## [Exercise]
Extract the full set of records, then give each one again exactly.

## [Provided records]
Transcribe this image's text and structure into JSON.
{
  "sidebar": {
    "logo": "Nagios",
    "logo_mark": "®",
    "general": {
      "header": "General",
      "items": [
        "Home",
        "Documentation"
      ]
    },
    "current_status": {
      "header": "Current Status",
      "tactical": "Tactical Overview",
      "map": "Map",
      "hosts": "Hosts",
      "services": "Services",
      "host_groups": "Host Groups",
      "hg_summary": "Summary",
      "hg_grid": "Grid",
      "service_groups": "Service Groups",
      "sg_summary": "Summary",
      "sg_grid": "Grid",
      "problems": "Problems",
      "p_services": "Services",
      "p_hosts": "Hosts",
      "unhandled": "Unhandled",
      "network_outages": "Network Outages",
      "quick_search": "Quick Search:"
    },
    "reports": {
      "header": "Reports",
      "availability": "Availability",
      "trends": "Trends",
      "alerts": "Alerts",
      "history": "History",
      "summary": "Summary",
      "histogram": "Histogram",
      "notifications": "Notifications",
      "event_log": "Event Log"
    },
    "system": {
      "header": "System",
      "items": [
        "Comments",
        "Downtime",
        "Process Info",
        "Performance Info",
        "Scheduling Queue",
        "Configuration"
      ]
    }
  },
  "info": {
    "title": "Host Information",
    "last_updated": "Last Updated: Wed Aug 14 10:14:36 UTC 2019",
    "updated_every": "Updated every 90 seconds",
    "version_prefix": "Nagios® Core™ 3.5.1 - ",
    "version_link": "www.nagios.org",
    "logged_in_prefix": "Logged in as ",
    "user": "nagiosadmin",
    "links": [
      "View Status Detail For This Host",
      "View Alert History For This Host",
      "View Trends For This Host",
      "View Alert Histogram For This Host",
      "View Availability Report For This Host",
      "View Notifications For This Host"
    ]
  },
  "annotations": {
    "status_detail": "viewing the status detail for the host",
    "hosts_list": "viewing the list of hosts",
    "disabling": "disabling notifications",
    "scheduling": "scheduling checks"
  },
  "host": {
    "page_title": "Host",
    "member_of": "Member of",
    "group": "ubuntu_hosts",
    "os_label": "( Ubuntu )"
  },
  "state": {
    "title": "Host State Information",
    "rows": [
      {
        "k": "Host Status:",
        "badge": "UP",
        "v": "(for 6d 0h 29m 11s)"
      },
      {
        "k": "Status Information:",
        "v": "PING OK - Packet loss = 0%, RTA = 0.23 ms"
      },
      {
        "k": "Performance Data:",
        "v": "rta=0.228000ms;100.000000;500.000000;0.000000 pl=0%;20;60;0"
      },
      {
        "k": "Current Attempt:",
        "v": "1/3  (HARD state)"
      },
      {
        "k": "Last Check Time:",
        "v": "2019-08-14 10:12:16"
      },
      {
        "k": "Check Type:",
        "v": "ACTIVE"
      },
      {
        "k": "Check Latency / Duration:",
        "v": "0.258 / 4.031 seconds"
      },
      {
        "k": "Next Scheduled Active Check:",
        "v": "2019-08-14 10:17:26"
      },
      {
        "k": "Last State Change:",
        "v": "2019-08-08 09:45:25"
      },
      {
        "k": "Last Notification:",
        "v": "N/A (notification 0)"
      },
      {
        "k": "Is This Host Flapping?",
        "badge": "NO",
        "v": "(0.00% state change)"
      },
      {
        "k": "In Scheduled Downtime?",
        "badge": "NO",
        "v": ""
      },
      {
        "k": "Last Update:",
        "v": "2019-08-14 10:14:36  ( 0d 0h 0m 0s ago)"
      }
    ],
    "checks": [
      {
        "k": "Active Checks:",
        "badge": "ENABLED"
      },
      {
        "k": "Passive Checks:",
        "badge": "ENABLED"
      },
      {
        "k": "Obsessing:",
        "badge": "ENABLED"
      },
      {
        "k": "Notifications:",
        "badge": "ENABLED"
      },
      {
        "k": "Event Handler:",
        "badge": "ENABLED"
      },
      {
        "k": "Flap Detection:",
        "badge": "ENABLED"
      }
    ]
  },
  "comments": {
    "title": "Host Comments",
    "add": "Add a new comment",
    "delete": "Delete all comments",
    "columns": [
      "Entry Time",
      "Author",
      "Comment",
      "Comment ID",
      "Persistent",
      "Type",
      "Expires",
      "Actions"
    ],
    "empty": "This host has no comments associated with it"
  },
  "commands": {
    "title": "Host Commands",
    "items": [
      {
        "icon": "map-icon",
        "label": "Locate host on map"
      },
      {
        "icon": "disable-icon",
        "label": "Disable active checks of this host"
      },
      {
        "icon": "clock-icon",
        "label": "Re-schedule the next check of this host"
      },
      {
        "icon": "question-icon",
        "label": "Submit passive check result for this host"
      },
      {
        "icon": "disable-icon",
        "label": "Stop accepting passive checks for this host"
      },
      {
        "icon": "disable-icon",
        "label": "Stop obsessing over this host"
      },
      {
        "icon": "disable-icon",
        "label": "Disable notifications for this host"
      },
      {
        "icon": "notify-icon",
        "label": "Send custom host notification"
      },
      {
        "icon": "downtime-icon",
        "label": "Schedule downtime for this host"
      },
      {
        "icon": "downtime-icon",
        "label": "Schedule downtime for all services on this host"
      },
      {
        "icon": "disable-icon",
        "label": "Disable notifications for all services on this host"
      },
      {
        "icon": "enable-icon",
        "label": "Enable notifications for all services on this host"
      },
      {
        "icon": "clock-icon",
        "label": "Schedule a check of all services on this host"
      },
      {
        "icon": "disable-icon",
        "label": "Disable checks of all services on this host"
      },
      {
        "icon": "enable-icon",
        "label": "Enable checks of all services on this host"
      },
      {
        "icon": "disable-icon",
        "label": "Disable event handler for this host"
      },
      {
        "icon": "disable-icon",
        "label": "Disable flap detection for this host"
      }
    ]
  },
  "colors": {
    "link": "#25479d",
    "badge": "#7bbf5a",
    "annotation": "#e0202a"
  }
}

## [Complete answer]
Transcribe this image's text and structure into JSON.
{
  "sidebar": {
    "logo": "Nagios",
    "logo_mark": "®",
    "general": {
      "header": "General",
      "items": [
        "Home",
        "Documentation"
      ]
    },
    "current_status": {
      "header": "Current Status",
      "tactical": "Tactical Overview",
      "map": "Map",
      "hosts": "Hosts",
      "services": "Services",
      "host_groups": "Host Groups",
      "hg_summary": "Summary",
      "hg_grid": "Grid",
      "service_groups": "Service Groups",
      "sg_summary": "Summary",
      "sg_grid": "Grid",
      "problems": "Problems",
      "p_services": "Services",
      "p_hosts": "Hosts",
      "unhandled": "Unhandled",
      "network_outages": "Network Outages",
      "quick_search": "Quick Search:"
    },
    "reports": {
      "header": "Reports",
      "availability": "Availability",
      "trends": "Trends",
      "alerts": "Alerts",
      "history": "History",
      "summary": "Summary",
      "histogram": "Histogram",
      "notifications": "Notifications",
      "event_log": "Event Log"
    },
    "system": {
      "header": "System",
      "items": [
        "Comments",
        "Downtime",
        "Process Info",
        "Performance Info",
        "Scheduling Queue",
        "Configuration"
      ]
    }
  },
  "info": {
    "title": "Host Information",
    "last_updated": "Last Updated: Wed Aug 14 10:14:36 UTC 2019",
    "updated_every": "Updated every 90 seconds",
    "version_prefix": "Nagios® Core™ 3.5.1 - ",
    "version_link": "www.nagios.org",
    "logged_in_prefix": "Logged in as ",
    "user": "nagiosadmin",
    "links": [
      "View Status Detail For This Host",
      "View Alert History For This Host",
      "View Trends For This Host",
      "View Alert Histogram For This Host",
      "View Availability Report For This Host",
      "View Notifications For This Host"
    ]
  },
  "annotations": {
    "status_detail": "viewing the status detail for the host",
    "hosts_list": "viewing the list of hosts",
    "disabling": "disabling notifications",
    "scheduling": "scheduling checks"
  },
  "host": {
    "page_title": "Host",
    "member_of": "Member of",
    "group": "ubuntu_hosts",
    "os_label": "( Ubuntu )"
  },
  "state": {
    "title": "Host State Information",
    "rows": [
      {
        "k": "Host Status:",
        "badge": "UP",
        "v": "(for 6d 0h 29m 11s)"
      },
      {
        "k": "Status Information:",
        "v": "PING OK - Packet loss = 0%, RTA = 0.23 ms"
      },
      {
        "k": "Performance Data:",
        "v": "rta=0.228000ms;100.000000;500.000000;0.000000 pl=0%;20;60;0"
      },
      {
        "k": "Current Attempt:",
        "v": "1/3  (HARD state)"
      },
      {
        "k": "Last Check Time:",
        "v": "2019-08-14 10:12:16"
      },
      {
        "k": "Check Type:",
        "v": "ACTIVE"
      },
      {
        "k": "Check Latency / Duration:",
        "v": "0.258 / 4.031 seconds"
      },
      {
        "k": "Next Scheduled Active Check:",
        "v": "2019-08-14 10:17:26"
      },
      {
        "k": "Last State Change:",
        "v": "2019-08-08 09:45:25"
      },
      {
        "k": "Last Notification:",
        "v": "N/A (notification 0)"
      },
      {
        "k": "Is This Host Flapping?",
        "badge": "NO",
        "v": "(0.00% state change)"
      },
      {
        "k": "In Scheduled Downtime?",
        "badge": "NO",
        "v": ""
      },
      {
        "k": "Last Update:",
        "v": "2019-08-14 10:14:36  ( 0d 0h 0m 0s ago)"
      }
    ],
    "checks": [
      {
        "k": "Active Checks:",
        "badge": "ENABLED"
      },
      {
        "k": "Passive Checks:",
        "badge": "ENABLED"
      },
      {
        "k": "Obsessing:",
        "badge": "ENABLED"
      },
      {
        "k": "Notifications:",
        "badge": "ENABLED"
      },
      {
        "k": "Event Handler:",
        "badge": "ENABLED"
      },
      {
        "k": "Flap Detection:",
        "badge": "ENABLED"
      }
    ]
  },
  "comments": {
    "title": "Host Comments",
    "add": "Add a new comment",
    "delete": "Delete all comments",
    "columns": [
      "Entry Time",
      "Author",
      "Comment",
      "Comment ID",
      "Persistent",
      "Type",
      "Expires",
      "Actions"
    ],
    "empty": "This host has no comments associated with it"
  },
  "commands": {
    "title": "Host Commands",
    "items": [
      {
        "icon": "map-icon",
        "label": "Locate host on map"
      },
      {
        "icon": "disable-icon",
        "label": "Disable active checks of this host"
      },
      {
        "icon": "clock-icon",
        "label": "Re-schedule the next check of this host"
      },
      {
        "icon": "question-icon",
        "label": "Submit passive check result for this host"
      },
      {
        "icon": "disable-icon",
        "label": "Stop accepting passive checks for this host"
      },
      {
        "icon": "disable-icon",
        "label": "Stop obsessing over this host"
      },
      {
        "icon": "disable-icon",
        "label": "Disable notifications for this host"
      },
      {
        "icon": "notify-icon",
        "label": "Send custom host notification"
      },
      {
        "icon": "downtime-icon",
        "label": "Schedule downtime for this host"
      },
      {
        "icon": "downtime-icon",
        "label": "Schedule downtime for all services on this host"
      },
      {
        "icon": "disable-icon",
        "label": "Disable notifications for all services on this host"
      },
      {
        "icon": "enable-icon",
        "label": "Enable notifications for all services on this host"
      },
      {
        "icon": "clock-icon",
        "label": "Schedule a check of all services on this host"
      },
      {
        "icon": "disable-icon",
        "label": "Disable checks of all services on this host"
      },
      {
        "icon": "enable-icon",
        "label": "Enable checks of all services on this host"
      },
      {
        "icon": "disable-icon",
        "label": "Disable event handler for this host"
      },
      {
        "icon": "disable-icon",
        "label": "Disable flap detection for this host"
      }
    ]
  },
  "colors": {
    "link": "#25479d",
    "badge": "#7bbf5a",
    "annotation": "#e0202a"
  }
}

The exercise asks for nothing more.